INPUT ::
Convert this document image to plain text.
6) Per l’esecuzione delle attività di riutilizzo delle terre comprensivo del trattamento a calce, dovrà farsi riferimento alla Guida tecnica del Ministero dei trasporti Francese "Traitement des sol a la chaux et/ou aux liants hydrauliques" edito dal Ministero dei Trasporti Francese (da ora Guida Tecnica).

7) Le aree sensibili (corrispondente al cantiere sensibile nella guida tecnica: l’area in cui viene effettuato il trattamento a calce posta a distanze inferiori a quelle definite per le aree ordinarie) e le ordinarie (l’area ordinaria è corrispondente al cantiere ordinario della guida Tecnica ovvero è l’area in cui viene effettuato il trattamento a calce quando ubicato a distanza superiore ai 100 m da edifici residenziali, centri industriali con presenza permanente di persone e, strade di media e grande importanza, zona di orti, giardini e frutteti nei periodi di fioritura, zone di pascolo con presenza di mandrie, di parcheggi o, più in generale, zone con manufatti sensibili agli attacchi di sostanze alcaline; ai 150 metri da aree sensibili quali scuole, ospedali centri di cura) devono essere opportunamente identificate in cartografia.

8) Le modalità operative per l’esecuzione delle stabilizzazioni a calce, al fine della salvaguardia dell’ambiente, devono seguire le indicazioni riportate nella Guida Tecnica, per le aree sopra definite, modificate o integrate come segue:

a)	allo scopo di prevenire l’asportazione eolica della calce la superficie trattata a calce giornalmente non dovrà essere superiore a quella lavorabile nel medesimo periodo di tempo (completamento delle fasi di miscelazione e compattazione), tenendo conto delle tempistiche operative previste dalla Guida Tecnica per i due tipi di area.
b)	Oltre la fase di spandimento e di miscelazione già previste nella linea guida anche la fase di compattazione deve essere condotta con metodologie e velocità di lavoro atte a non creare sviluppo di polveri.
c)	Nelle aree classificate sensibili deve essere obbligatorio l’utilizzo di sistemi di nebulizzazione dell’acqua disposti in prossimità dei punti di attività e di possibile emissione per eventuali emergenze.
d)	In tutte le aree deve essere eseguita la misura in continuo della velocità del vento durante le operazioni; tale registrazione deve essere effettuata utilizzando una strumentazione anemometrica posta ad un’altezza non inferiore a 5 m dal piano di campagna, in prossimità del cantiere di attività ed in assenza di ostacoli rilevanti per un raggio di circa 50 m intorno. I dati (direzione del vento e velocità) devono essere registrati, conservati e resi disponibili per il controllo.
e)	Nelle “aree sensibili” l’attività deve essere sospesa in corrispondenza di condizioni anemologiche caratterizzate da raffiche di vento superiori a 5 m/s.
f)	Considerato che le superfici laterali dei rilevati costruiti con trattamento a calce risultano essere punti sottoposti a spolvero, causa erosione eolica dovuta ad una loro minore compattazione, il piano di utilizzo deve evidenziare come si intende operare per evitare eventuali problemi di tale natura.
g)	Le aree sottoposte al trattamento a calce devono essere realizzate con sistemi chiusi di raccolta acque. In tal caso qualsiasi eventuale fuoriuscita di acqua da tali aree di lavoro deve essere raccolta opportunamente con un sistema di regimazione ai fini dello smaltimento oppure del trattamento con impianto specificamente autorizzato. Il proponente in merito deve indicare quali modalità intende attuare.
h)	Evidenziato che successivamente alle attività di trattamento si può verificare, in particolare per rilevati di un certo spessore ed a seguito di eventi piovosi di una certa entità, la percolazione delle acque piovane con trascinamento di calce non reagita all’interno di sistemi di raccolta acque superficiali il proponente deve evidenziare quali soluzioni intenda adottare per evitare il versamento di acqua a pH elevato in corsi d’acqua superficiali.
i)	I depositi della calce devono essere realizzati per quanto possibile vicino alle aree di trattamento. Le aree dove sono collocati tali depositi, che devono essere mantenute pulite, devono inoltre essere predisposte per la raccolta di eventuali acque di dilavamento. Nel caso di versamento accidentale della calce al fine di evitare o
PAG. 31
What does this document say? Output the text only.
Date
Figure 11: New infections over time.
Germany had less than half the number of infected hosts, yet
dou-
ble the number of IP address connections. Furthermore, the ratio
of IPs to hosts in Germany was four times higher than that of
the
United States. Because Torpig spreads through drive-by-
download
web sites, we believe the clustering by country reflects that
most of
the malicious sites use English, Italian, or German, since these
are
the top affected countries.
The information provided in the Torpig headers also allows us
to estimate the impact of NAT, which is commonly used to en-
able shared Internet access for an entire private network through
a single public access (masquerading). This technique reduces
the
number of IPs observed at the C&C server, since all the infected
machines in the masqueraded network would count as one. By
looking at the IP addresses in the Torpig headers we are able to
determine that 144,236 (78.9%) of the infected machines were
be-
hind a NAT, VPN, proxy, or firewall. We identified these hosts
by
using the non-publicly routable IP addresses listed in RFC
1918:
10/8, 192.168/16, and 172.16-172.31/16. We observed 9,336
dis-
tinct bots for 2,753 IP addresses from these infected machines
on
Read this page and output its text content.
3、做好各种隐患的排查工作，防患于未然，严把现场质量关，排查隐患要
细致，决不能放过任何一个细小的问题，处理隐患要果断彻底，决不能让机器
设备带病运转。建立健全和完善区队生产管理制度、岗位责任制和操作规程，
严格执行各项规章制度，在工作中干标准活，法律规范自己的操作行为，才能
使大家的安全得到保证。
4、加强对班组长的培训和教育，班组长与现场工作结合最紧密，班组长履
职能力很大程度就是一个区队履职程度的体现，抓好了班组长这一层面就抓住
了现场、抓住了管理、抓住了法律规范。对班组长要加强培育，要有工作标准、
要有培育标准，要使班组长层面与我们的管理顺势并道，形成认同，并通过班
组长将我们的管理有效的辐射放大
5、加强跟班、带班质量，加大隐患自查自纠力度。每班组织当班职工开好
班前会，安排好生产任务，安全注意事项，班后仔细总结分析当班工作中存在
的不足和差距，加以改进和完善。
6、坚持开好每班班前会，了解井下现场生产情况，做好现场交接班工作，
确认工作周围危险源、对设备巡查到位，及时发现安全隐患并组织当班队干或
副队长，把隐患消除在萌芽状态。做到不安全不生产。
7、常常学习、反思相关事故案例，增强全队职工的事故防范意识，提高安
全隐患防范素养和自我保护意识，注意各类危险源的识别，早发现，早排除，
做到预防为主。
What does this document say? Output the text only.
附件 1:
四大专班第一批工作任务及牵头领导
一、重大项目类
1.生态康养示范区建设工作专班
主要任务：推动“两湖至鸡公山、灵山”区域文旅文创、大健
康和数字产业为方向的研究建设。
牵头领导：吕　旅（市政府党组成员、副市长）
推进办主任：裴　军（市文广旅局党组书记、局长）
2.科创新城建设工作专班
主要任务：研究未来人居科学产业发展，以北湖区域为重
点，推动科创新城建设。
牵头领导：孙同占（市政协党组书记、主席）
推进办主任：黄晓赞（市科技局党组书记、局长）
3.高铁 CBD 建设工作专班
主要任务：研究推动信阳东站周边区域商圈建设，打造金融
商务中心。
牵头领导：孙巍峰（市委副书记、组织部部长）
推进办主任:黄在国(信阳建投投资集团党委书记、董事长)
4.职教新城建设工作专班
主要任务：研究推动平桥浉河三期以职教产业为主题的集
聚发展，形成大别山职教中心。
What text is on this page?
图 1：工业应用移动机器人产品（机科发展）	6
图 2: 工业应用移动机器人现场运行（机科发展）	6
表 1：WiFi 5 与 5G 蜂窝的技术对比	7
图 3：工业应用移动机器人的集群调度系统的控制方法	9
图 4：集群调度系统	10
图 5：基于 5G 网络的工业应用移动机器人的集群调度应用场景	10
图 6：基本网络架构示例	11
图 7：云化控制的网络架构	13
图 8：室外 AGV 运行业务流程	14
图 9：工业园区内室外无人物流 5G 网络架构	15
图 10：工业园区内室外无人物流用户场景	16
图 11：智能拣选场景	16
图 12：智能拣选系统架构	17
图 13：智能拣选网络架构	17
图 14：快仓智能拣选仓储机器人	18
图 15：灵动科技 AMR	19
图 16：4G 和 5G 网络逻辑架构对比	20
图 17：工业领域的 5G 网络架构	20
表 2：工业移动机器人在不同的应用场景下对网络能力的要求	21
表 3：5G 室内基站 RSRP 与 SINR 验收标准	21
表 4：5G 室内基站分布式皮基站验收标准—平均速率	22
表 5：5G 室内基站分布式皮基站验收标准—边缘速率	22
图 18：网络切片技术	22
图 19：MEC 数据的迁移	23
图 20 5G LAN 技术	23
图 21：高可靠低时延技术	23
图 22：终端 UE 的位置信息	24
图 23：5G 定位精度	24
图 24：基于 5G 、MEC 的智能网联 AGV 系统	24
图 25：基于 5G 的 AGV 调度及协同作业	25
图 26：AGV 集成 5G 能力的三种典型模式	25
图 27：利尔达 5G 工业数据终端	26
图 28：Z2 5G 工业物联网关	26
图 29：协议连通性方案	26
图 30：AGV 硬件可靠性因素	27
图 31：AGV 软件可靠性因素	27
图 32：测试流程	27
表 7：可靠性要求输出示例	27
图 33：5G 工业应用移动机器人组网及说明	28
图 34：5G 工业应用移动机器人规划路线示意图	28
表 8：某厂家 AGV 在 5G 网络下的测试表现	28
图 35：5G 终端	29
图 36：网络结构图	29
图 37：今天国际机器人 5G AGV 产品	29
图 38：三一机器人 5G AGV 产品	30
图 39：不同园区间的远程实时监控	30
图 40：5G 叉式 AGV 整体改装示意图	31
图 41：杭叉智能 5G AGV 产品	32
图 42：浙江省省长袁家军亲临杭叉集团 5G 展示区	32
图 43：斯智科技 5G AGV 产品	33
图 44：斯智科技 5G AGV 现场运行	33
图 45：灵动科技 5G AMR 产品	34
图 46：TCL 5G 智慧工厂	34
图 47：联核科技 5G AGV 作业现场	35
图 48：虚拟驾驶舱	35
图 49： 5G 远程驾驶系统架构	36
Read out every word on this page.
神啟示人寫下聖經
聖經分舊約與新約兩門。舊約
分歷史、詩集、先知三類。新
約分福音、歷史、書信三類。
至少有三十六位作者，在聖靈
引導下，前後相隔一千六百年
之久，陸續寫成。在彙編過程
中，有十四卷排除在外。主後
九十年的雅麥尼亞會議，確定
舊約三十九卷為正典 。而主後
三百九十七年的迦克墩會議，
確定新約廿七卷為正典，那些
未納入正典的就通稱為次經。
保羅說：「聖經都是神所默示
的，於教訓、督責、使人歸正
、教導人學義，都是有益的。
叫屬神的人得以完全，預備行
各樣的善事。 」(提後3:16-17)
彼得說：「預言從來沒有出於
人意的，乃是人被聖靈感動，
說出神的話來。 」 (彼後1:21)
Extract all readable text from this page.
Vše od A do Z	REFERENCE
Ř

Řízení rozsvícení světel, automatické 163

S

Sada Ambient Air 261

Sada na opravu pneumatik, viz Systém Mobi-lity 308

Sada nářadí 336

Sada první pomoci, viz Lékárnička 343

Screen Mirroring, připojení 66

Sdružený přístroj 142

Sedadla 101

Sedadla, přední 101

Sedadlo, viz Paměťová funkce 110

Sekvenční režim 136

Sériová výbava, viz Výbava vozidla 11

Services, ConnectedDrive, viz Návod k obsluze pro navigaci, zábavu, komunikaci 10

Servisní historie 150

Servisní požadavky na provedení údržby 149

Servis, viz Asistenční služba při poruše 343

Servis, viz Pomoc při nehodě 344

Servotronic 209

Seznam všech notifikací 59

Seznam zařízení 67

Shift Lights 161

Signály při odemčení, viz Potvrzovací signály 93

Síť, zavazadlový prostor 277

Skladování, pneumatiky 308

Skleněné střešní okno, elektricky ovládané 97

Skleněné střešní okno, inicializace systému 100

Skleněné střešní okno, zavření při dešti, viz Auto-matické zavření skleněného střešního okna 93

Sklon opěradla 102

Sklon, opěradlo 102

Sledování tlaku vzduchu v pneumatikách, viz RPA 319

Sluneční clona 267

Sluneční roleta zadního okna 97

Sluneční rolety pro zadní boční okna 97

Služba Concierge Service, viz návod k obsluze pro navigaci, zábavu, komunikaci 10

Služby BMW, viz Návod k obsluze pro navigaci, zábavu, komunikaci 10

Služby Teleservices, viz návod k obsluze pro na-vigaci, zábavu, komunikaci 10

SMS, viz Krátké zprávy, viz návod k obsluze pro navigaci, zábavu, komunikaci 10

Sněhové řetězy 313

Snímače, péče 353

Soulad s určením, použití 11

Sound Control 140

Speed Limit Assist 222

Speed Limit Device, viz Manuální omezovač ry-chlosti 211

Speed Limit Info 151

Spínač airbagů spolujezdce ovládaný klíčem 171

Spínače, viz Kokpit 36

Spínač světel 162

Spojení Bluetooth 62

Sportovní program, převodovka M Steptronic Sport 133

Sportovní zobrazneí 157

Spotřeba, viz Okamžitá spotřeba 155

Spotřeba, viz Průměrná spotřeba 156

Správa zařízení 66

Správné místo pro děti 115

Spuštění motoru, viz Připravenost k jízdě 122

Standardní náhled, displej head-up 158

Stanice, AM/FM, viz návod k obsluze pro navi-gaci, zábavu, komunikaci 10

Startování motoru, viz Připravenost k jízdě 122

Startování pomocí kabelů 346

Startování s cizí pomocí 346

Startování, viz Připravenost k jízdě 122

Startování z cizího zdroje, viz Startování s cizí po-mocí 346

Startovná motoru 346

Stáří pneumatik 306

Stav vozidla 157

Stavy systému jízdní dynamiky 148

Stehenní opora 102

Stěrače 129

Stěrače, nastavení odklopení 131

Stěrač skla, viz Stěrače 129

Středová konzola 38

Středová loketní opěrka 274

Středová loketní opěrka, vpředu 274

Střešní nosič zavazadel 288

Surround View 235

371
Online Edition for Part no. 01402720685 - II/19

WHAT IS EXPECTED ::
Pick out all lines from the data above in which the word "text" appears.

REPLY ::
Convert this document image to plain text.
What does this document say? Output the text only.
Read this page and output its text content.
What does this document say? Output the text only.
What text is on this page?
Extract all readable text from this page.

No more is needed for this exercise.